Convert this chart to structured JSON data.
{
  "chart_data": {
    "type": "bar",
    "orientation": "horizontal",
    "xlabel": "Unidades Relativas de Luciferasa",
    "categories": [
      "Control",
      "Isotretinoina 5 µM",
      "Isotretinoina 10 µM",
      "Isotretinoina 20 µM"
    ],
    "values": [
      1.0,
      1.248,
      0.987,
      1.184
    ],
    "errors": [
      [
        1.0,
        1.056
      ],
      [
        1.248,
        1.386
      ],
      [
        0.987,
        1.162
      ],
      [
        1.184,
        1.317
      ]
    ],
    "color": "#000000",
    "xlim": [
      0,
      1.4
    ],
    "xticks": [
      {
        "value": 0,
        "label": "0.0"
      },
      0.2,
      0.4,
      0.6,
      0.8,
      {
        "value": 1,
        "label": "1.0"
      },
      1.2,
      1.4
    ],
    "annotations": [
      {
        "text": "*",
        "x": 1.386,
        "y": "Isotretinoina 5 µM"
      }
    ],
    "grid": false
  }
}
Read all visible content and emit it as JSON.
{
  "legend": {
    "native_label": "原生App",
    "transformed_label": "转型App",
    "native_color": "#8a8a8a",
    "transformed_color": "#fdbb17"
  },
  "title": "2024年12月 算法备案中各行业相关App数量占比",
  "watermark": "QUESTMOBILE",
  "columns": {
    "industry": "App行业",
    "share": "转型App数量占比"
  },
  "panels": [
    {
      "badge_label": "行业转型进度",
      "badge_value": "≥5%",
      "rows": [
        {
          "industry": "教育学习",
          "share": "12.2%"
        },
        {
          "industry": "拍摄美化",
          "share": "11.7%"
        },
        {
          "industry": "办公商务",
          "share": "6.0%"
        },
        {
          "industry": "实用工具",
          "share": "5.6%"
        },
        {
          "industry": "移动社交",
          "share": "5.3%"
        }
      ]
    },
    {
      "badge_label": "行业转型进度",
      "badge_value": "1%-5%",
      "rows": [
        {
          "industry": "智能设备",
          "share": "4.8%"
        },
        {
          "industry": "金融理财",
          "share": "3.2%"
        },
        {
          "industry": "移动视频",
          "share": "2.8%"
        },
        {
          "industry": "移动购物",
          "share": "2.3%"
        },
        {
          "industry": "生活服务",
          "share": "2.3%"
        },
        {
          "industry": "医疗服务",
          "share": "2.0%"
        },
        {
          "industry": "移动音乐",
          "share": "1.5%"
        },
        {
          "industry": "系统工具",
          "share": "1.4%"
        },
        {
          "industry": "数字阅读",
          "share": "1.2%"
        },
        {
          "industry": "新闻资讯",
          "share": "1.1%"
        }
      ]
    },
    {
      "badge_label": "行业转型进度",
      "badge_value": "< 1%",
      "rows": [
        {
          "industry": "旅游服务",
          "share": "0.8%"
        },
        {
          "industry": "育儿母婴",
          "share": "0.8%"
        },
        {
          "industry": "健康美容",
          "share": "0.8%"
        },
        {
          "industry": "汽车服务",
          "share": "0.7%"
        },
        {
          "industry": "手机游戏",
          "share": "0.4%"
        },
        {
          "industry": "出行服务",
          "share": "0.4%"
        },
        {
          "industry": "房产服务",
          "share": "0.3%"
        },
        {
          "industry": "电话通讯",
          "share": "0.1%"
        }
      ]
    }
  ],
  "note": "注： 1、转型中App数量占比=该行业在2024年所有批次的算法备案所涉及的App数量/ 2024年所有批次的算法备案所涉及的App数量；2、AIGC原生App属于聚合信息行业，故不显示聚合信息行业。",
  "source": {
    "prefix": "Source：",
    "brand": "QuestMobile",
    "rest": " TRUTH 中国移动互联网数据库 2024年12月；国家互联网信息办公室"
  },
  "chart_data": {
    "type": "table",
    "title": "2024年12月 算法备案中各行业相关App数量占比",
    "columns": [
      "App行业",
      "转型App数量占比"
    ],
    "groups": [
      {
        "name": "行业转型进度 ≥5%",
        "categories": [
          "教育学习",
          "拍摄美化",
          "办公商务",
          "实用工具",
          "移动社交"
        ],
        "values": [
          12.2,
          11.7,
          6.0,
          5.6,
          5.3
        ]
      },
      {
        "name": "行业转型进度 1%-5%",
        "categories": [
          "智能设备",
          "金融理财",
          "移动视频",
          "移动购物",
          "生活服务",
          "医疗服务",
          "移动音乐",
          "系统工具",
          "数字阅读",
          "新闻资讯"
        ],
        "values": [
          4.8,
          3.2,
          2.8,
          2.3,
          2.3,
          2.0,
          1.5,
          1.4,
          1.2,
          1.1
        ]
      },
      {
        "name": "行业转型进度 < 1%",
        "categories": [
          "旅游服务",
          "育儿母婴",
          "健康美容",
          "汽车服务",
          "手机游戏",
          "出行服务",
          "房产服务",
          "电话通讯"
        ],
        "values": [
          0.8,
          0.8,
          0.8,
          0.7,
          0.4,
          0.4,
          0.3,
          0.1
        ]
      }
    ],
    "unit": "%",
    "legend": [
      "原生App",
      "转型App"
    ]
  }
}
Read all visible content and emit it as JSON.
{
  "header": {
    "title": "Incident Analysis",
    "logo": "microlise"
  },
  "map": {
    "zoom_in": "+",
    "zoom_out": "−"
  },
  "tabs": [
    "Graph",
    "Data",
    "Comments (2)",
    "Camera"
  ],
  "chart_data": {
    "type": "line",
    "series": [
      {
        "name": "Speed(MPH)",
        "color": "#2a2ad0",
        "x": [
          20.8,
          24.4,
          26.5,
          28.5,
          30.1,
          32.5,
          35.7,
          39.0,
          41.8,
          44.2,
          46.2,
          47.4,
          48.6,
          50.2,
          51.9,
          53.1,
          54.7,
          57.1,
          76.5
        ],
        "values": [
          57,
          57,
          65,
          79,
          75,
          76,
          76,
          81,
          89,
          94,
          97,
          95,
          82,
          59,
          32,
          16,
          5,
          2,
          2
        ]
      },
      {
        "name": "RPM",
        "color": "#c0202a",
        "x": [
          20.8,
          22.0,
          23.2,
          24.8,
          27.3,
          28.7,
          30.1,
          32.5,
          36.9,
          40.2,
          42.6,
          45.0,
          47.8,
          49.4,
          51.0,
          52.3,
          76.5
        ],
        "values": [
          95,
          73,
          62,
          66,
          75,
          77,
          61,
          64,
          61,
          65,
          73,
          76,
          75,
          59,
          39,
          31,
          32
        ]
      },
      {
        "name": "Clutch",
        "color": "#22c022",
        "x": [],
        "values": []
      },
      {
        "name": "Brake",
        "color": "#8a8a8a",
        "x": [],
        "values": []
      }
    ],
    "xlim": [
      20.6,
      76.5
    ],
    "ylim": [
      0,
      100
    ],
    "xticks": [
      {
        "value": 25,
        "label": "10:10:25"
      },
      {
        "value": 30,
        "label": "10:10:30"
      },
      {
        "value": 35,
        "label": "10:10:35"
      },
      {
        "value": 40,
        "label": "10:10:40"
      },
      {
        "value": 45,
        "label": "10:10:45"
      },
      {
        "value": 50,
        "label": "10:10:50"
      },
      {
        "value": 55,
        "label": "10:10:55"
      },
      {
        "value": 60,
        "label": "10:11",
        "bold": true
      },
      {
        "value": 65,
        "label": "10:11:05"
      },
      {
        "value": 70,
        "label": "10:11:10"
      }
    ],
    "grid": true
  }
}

> STATED GOAL: Every record above needs to be repeated word for word.

> WRITTEN RESPONSE:
Convert this chart to structured JSON data.
{
  "chart_data": {
    "type": "bar",
    "orientation": "horizontal",
    "xlabel": "Unidades Relativas de Luciferasa",
    "categories": [
      "Control",
      "Isotretinoina 5 µM",
      "Isotretinoina 10 µM",
      "Isotretinoina 20 µM"
    ],
    "values": [
      1.0,
      1.248,
      0.987,
      1.184
    ],
    "errors": [
      [
        1.0,
        1.056
      ],
      [
        1.248,
        1.386
      ],
      [
        0.987,
        1.162
      ],
      [
        1.184,
        1.317
      ]
    ],
    "color": "#000000",
    "xlim": [
      0,
      1.4
    ],
    "xticks": [
      {
        "value": 0,
        "label": "0.0"
      },
      0.2,
      0.4,
      0.6,
      0.8,
      {
        "value": 1,
        "label": "1.0"
      },
      1.2,
      1.4
    ],
    "annotations": [
      {
        "text": "*",
        "x": 1.386,
        "y": "Isotretinoina 5 µM"
      }
    ],
    "grid": false
  }
}
Read all visible content and emit it as JSON.
{
  "legend": {
    "native_label": "原生App",
    "transformed_label": "转型App",
    "native_color": "#8a8a8a",
    "transformed_color": "#fdbb17"
  },
  "title": "2024年12月 算法备案中各行业相关App数量占比",
  "watermark": "QUESTMOBILE",
  "columns": {
    "industry": "App行业",
    "share": "转型App数量占比"
  },
  "panels": [
    {
      "badge_label": "行业转型进度",
      "badge_value": "≥5%",
      "rows": [
        {
          "industry": "教育学习",
          "share": "12.2%"
        },
        {
          "industry": "拍摄美化",
          "share": "11.7%"
        },
        {
          "industry": "办公商务",
          "share": "6.0%"
        },
        {
          "industry": "实用工具",
          "share": "5.6%"
        },
        {
          "industry": "移动社交",
          "share": "5.3%"
        }
      ]
    },
    {
      "badge_label": "行业转型进度",
      "badge_value": "1%-5%",
      "rows": [
        {
          "industry": "智能设备",
          "share": "4.8%"
        },
        {
          "industry": "金融理财",
          "share": "3.2%"
        },
        {
          "industry": "移动视频",
          "share": "2.8%"
        },
        {
          "industry": "移动购物",
          "share": "2.3%"
        },
        {
          "industry": "生活服务",
          "share": "2.3%"
        },
        {
          "industry": "医疗服务",
          "share": "2.0%"
        },
        {
          "industry": "移动音乐",
          "share": "1.5%"
        },
        {
          "industry": "系统工具",
          "share": "1.4%"
        },
        {
          "industry": "数字阅读",
          "share": "1.2%"
        },
        {
          "industry": "新闻资讯",
          "share": "1.1%"
        }
      ]
    },
    {
      "badge_label": "行业转型进度",
      "badge_value": "< 1%",
      "rows": [
        {
          "industry": "旅游服务",
          "share": "0.8%"
        },
        {
          "industry": "育儿母婴",
          "share": "0.8%"
        },
        {
          "industry": "健康美容",
          "share": "0.8%"
        },
        {
          "industry": "汽车服务",
          "share": "0.7%"
        },
        {
          "industry": "手机游戏",
          "share": "0.4%"
        },
        {
          "industry": "出行服务",
          "share": "0.4%"
        },
        {
          "industry": "房产服务",
          "share": "0.3%"
        },
        {
          "industry": "电话通讯",
          "share": "0.1%"
        }
      ]
    }
  ],
  "note": "注： 1、转型中App数量占比=该行业在2024年所有批次的算法备案所涉及的App数量/ 2024年所有批次的算法备案所涉及的App数量；2、AIGC原生App属于聚合信息行业，故不显示聚合信息行业。",
  "source": {
    "prefix": "Source：",
    "brand": "QuestMobile",
    "rest": " TRUTH 中国移动互联网数据库 2024年12月；国家互联网信息办公室"
  },
  "chart_data": {
    "type": "table",
    "title": "2024年12月 算法备案中各行业相关App数量占比",
    "columns": [
      "App行业",
      "转型App数量占比"
    ],
    "groups": [
      {
        "name": "行业转型进度 ≥5%",
        "categories": [
          "教育学习",
          "拍摄美化",
          "办公商务",
          "实用工具",
          "移动社交"
        ],
        "values": [
          12.2,
          11.7,
          6.0,
          5.6,
          5.3
        ]
      },
      {
        "name": "行业转型进度 1%-5%",
        "categories": [
          "智能设备",
          "金融理财",
          "移动视频",
          "移动购物",
          "生活服务",
          "医疗服务",
          "移动音乐",
          "系统工具",
          "数字阅读",
          "新闻资讯"
        ],
        "values": [
          4.8,
          3.2,
          2.8,
          2.3,
          2.3,
          2.0,
          1.5,
          1.4,
          1.2,
          1.1
        ]
      },
      {
        "name": "行业转型进度 < 1%",
        "categories": [
          "旅游服务",
          "育儿母婴",
          "健康美容",
          "汽车服务",
          "手机游戏",
          "出行服务",
          "房产服务",
          "电话通讯"
        ],
        "values": [
          0.8,
          0.8,
          0.8,
          0.7,
          0.4,
          0.4,
          0.3,
          0.1
        ]
      }
    ],
    "unit": "%",
    "legend": [
      "原生App",
      "转型App"
    ]
  }
}
Read all visible content and emit it as JSON.
{
  "header": {
    "title": "Incident Analysis",
    "logo": "microlise"
  },
  "map": {
    "zoom_in": "+",
    "zoom_out": "−"
  },
  "tabs": [
    "Graph",
    "Data",
    "Comments (2)",
    "Camera"
  ],
  "chart_data": {
    "type": "line",
    "series": [
      {
        "name": "Speed(MPH)",
        "color": "#2a2ad0",
        "x": [
          20.8,
          24.4,
          26.5,
          28.5,
          30.1,
          32.5,
          35.7,
          39.0,
          41.8,
          44.2,
          46.2,
          47.4,
          48.6,
          50.2,
          51.9,
          53.1,
          54.7,
          57.1,
          76.5
        ],
        "values": [
          57,
          57,
          65,
          79,
          75,
          76,
          76,
          81,
          89,
          94,
          97,
          95,
          82,
          59,
          32,
          16,
          5,
          2,
          2
        ]
      },
      {
        "name": "RPM",
        "color": "#c0202a",
        "x": [
          20.8,
          22.0,
          23.2,
          24.8,
          27.3,
          28.7,
          30.1,
          32.5,
          36.9,
          40.2,
          42.6,
          45.0,
          47.8,
          49.4,
          51.0,
          52.3,
          76.5
        ],
        "values": [
          95,
          73,
          62,
          66,
          75,
          77,
          61,
          64,
          61,
          65,
          73,
          76,
          75,
          59,
          39,
          31,
          32
        ]
      },
      {
        "name": "Clutch",
        "color": "#22c022",
        "x": [],
        "values": []
      },
      {
        "name": "Brake",
        "color": "#8a8a8a",
        "x": [],
        "values": []
      }
    ],
    "xlim": [
      20.6,
      76.5
    ],
    "ylim": [
      0,
      100
    ],
    "xticks": [
      {
        "value": 25,
        "label": "10:10:25"
      },
      {
        "value": 30,
        "label": "10:10:30"
      },
      {
        "value": 35,
        "label": "10:10:35"
      },
      {
        "value": 40,
        "label": "10:10:40"
      },
      {
        "value": 45,
        "label": "10:10:45"
      },
      {
        "value": 50,
        "label": "10:10:50"
      },
      {
        "value": 55,
        "label": "10:10:55"
      },
      {
        "value": 60,
        "label": "10:11",
        "bold": true
      },
      {
        "value": 65,
        "label": "10:11:05"
      },
      {
        "value": 70,
        "label": "10:11:10"
      }
    ],
    "grid": true
  }
}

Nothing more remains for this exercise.